**WHAT YOU ARE ASKED TO DO:** Would you return the complete listing below word for word?

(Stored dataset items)
++++

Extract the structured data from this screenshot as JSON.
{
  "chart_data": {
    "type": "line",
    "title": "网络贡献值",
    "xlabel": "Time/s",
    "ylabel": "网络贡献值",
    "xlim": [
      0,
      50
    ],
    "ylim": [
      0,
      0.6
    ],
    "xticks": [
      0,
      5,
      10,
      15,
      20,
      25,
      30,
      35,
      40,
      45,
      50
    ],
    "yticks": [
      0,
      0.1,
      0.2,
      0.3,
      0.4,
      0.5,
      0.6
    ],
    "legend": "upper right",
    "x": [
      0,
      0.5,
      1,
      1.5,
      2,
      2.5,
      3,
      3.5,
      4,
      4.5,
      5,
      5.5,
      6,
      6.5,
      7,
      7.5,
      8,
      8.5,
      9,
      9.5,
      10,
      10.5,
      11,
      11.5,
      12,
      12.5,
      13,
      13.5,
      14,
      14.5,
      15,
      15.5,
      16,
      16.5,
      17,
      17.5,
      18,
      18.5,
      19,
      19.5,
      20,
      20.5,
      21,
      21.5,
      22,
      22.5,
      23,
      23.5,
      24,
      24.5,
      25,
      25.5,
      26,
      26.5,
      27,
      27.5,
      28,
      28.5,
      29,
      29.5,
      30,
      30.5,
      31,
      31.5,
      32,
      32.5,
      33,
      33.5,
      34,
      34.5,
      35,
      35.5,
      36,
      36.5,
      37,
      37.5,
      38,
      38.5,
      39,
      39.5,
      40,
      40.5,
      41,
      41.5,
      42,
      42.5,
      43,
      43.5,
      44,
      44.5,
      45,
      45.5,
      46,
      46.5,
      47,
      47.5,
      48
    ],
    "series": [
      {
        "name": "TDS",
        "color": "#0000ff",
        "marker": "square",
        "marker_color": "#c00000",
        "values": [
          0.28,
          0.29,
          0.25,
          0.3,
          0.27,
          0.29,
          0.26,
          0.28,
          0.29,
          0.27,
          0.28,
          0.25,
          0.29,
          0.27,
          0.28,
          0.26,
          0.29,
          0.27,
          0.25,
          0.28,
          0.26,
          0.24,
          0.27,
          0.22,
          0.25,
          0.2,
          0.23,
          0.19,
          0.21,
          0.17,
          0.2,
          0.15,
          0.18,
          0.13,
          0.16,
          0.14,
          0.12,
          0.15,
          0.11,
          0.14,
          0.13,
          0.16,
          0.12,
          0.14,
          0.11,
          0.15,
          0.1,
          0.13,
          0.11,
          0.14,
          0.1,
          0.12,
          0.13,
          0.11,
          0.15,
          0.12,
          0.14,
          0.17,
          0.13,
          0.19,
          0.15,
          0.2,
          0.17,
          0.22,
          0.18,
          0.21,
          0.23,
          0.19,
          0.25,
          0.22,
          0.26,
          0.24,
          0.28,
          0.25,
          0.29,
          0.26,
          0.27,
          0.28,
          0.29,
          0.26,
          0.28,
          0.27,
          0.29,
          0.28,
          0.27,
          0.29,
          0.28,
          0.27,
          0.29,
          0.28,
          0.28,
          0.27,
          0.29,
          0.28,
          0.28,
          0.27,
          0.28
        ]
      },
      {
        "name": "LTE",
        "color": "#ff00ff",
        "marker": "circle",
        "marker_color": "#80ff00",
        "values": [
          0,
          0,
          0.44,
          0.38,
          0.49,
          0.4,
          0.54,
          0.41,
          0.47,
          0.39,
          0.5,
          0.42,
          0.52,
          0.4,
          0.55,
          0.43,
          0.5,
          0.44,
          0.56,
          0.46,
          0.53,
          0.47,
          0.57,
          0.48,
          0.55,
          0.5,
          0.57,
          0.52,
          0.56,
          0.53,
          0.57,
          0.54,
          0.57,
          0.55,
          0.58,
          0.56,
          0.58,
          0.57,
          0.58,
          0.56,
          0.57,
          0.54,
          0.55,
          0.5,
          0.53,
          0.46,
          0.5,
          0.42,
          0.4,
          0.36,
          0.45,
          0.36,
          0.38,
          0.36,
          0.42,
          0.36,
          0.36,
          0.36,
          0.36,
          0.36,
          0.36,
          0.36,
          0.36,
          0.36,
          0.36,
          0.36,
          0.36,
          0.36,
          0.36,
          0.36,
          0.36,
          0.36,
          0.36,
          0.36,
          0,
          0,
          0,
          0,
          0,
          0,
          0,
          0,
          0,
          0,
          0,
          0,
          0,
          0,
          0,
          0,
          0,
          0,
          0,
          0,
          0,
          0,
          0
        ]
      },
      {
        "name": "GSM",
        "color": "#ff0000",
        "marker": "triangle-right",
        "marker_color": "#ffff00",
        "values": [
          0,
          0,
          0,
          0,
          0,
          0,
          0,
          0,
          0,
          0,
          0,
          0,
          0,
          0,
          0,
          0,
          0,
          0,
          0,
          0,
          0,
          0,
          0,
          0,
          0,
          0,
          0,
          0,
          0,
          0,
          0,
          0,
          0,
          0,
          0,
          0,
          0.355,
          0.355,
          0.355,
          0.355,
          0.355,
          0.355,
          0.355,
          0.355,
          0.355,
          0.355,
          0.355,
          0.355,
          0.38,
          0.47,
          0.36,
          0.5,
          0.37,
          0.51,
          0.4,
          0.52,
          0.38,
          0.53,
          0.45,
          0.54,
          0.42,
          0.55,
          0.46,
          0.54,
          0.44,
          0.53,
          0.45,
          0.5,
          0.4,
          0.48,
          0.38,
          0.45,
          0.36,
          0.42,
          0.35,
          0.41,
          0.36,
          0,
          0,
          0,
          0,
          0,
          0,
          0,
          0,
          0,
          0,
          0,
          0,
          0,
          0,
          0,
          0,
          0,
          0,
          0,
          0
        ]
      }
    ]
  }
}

++++

**REPLY TO THE EXERCISE:**
Extract the structured data from this screenshot as JSON.
{
  "chart_data": {
    "type": "line",
    "title": "网络贡献值",
    "xlabel": "Time/s",
    "ylabel": "网络贡献值",
    "xlim": [
      0,
      50
    ],
    "ylim": [
      0,
      0.6
    ],
    "xticks": [
      0,
      5,
      10,
      15,
      20,
      25,
      30,
      35,
      40,
      45,
      50
    ],
    "yticks": [
      0,
      0.1,
      0.2,
      0.3,
      0.4,
      0.5,
      0.6
    ],
    "legend": "upper right",
    "x": [
      0,
      0.5,
      1,
      1.5,
      2,
      2.5,
      3,
      3.5,
      4,
      4.5,
      5,
      5.5,
      6,
      6.5,
      7,
      7.5,
      8,
      8.5,
      9,
      9.5,
      10,
      10.5,
      11,
      11.5,
      12,
      12.5,
      13,
      13.5,
      14,
      14.5,
      15,
      15.5,
      16,
      16.5,
      17,
      17.5,
      18,
      18.5,
      19,
      19.5,
      20,
      20.5,
      21,
      21.5,
      22,
      22.5,
      23,
      23.5,
      24,
      24.5,
      25,
      25.5,
      26,
      26.5,
      27,
      27.5,
      28,
      28.5,
      29,
      29.5,
      30,
      30.5,
      31,
      31.5,
      32,
      32.5,
      33,
      33.5,
      34,
      34.5,
      35,
      35.5,
      36,
      36.5,
      37,
      37.5,
      38,
      38.5,
      39,
      39.5,
      40,
      40.5,
      41,
      41.5,
      42,
      42.5,
      43,
      43.5,
      44,
      44.5,
      45,
      45.5,
      46,
      46.5,
      47,
      47.5,
      48
    ],
    "series": [
      {
        "name": "TDS",
        "color": "#0000ff",
        "marker": "square",
        "marker_color": "#c00000",
        "values": [
          0.28,
          0.29,
          0.25,
          0.3,
          0.27,
          0.29,
          0.26,
          0.28,
          0.29,
          0.27,
          0.28,
          0.25,
          0.29,
          0.27,
          0.28,
          0.26,
          0.29,
          0.27,
          0.25,
          0.28,
          0.26,
          0.24,
          0.27,
          0.22,
          0.25,
          0.2,
          0.23,
          0.19,
          0.21,
          0.17,
          0.2,
          0.15,
          0.18,
          0.13,
          0.16,
          0.14,
          0.12,
          0.15,
          0.11,
          0.14,
          0.13,
          0.16,
          0.12,
          0.14,
          0.11,
          0.15,
          0.1,
          0.13,
          0.11,
          0.14,
          0.1,
          0.12,
          0.13,
          0.11,
          0.15,
          0.12,
          0.14,
          0.17,
          0.13,
          0.19,
          0.15,
          0.2,
          0.17,
          0.22,
          0.18,
          0.21,
          0.23,
          0.19,
          0.25,
          0.22,
          0.26,
          0.24,
          0.28,
          0.25,
          0.29,
          0.26,
          0.27,
          0.28,
          0.29,
          0.26,
          0.28,
          0.27,
          0.29,
          0.28,
          0.27,
          0.29,
          0.28,
          0.27,
          0.29,
          0.28,
          0.28,
          0.27,
          0.29,
          0.28,
          0.28,
          0.27,
          0.28
        ]
      },
      {
        "name": "LTE",
        "color": "#ff00ff",
        "marker": "circle",
        "marker_color": "#80ff00",
        "values": [
          0,
          0,
          0.44,
          0.38,
          0.49,
          0.4,
          0.54,
          0.41,
          0.47,
          0.39,
          0.5,
          0.42,
          0.52,
          0.4,
          0.55,
          0.43,
          0.5,
          0.44,
          0.56,
          0.46,
          0.53,
          0.47,
          0.57,
          0.48,
          0.55,
          0.5,
          0.57,
          0.52,
          0.56,
          0.53,
          0.57,
          0.54,
          0.57,
          0.55,
          0.58,
          0.56,
          0.58,
          0.57,
          0.58,
          0.56,
          0.57,
          0.54,
          0.55,
          0.5,
          0.53,
          0.46,
          0.5,
          0.42,
          0.4,
          0.36,
          0.45,
          0.36,
          0.38,
          0.36,
          0.42,
          0.36,
          0.36,
          0.36,
          0.36,
          0.36,
          0.36,
          0.36,
          0.36,
          0.36,
          0.36,
          0.36,
          0.36,
          0.36,
          0.36,
          0.36,
          0.36,
          0.36,
          0.36,
          0.36,
          0,
          0,
          0,
          0,
          0,
          0,
          0,
          0,
          0,
          0,
          0,
          0,
          0,
          0,
          0,
          0,
          0,
          0,
          0,
          0,
          0,
          0,
          0
        ]
      },
      {
        "name": "GSM",
        "color": "#ff0000",
        "marker": "triangle-right",
        "marker_color": "#ffff00",
        "values": [
          0,
          0,
          0,
          0,
          0,
          0,
          0,
          0,
          0,
          0,
          0,
          0,
          0,
          0,
          0,
          0,
          0,
          0,
          0,
          0,
          0,
          0,
          0,
          0,
          0,
          0,
          0,
          0,
          0,
          0,
          0,
          0,
          0,
          0,
          0,
          0,
          0.355,
          0.355,
          0.355,
          0.355,
          0.355,
          0.355,
          0.355,
          0.355,
          0.355,
          0.355,
          0.355,
          0.355,
          0.38,
          0.47,
          0.36,
          0.5,
          0.37,
          0.51,
          0.4,
          0.52,
          0.38,
          0.53,
          0.45,
          0.54,
          0.42,
          0.55,
          0.46,
          0.54,
          0.44,
          0.53,
          0.45,
          0.5,
          0.4,
          0.48,
          0.38,
          0.45,
          0.36,
          0.42,
          0.35,
          0.41,
          0.36,
          0,
          0,
          0,
          0,
          0,
          0,
          0,
          0,
          0,
          0,
          0,
          0,
          0,
          0,
          0,
          0,
          0,
          0,
          0,
          0
        ]
      }
    ]
  }
}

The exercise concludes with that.